Short exercise —
Please output the lines shown below exactly as they appear.
[Start]
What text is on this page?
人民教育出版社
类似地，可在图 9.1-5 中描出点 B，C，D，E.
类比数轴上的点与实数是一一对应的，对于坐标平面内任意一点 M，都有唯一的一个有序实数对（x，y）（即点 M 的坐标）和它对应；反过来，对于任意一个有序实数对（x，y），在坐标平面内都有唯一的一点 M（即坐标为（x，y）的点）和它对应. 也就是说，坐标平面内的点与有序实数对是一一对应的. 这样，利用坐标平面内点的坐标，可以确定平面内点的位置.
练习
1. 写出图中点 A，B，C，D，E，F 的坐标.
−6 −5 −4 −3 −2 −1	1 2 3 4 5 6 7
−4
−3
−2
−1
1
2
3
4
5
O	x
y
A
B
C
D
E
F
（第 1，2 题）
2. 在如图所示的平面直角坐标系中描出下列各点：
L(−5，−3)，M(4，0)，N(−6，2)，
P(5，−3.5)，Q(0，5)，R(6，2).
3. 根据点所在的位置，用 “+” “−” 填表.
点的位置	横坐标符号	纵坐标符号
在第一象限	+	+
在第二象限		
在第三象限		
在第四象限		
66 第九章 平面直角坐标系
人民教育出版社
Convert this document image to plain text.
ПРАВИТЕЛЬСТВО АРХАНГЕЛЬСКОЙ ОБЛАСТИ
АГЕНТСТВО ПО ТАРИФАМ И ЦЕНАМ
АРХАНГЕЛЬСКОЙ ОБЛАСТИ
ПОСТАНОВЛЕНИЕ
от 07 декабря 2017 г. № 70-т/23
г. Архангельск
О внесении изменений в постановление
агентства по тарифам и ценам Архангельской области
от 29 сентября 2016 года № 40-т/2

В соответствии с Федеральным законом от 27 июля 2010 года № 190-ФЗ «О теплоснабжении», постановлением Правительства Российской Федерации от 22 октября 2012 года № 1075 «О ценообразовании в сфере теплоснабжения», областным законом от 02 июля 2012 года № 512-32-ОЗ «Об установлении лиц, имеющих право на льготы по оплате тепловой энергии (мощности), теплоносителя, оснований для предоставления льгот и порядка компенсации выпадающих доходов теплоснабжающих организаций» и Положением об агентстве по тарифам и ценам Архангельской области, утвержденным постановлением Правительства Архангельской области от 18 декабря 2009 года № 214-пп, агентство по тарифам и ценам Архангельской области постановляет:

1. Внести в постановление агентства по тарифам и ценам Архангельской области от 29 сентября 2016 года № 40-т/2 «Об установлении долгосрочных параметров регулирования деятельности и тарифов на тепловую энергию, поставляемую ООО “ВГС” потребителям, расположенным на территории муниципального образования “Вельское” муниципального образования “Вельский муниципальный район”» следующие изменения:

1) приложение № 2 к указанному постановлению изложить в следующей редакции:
[End]
Complete output —
What text is on this page?
人民教育出版社
类似地，可在图 9.1-5 中描出点 B，C，D，E.
类比数轴上的点与实数是一一对应的，对于坐标平面内任意一点 M，都有唯一的一个有序实数对（x，y）（即点 M 的坐标）和它对应；反过来，对于任意一个有序实数对（x，y），在坐标平面内都有唯一的一点 M（即坐标为（x，y）的点）和它对应. 也就是说，坐标平面内的点与有序实数对是一一对应的. 这样，利用坐标平面内点的坐标，可以确定平面内点的位置.
练习
1. 写出图中点 A，B，C，D，E，F 的坐标.
−6 −5 −4 −3 −2 −1	1 2 3 4 5 6 7
−4
−3
−2
−1
1
2
3
4
5
O	x
y
A
B
C
D
E
F
（第 1，2 题）
2. 在如图所示的平面直角坐标系中描出下列各点：
L(−5，−3)，M(4，0)，N(−6，2)，
P(5，−3.5)，Q(0，5)，R(6，2).
3. 根据点所在的位置，用 “+” “−” 填表.
点的位置	横坐标符号	纵坐标符号
在第一象限	+	+
在第二象限		
在第三象限		
在第四象限		
66 第九章 平面直角坐标系
人民教育出版社
Convert this document image to plain text.
ПРАВИТЕЛЬСТВО АРХАНГЕЛЬСКОЙ ОБЛАСТИ
АГЕНТСТВО ПО ТАРИФАМ И ЦЕНАМ
АРХАНГЕЛЬСКОЙ ОБЛАСТИ
ПОСТАНОВЛЕНИЕ
от 07 декабря 2017 г. № 70-т/23
г. Архангельск
О внесении изменений в постановление
агентства по тарифам и ценам Архангельской области
от 29 сентября 2016 года № 40-т/2

В соответствии с Федеральным законом от 27 июля 2010 года № 190-ФЗ «О теплоснабжении», постановлением Правительства Российской Федерации от 22 октября 2012 года № 1075 «О ценообразовании в сфере теплоснабжения», областным законом от 02 июля 2012 года № 512-32-ОЗ «Об установлении лиц, имеющих право на льготы по оплате тепловой энергии (мощности), теплоносителя, оснований для предоставления льгот и порядка компенсации выпадающих доходов теплоснабжающих организаций» и Положением об агентстве по тарифам и ценам Архангельской области, утвержденным постановлением Правительства Архангельской области от 18 декабря 2009 года № 214-пп, агентство по тарифам и ценам Архангельской области постановляет:

1. Внести в постановление агентства по тарифам и ценам Архангельской области от 29 сентября 2016 года № 40-т/2 «Об установлении долгосрочных параметров регулирования деятельности и тарифов на тепловую энергию, поставляемую ООО “ВГС” потребителям, расположенным на территории муниципального образования “Вельское” муниципального образования “Вельский муниципальный район”» следующие изменения:

1) приложение № 2 к указанному постановлению изложить в следующей редакции:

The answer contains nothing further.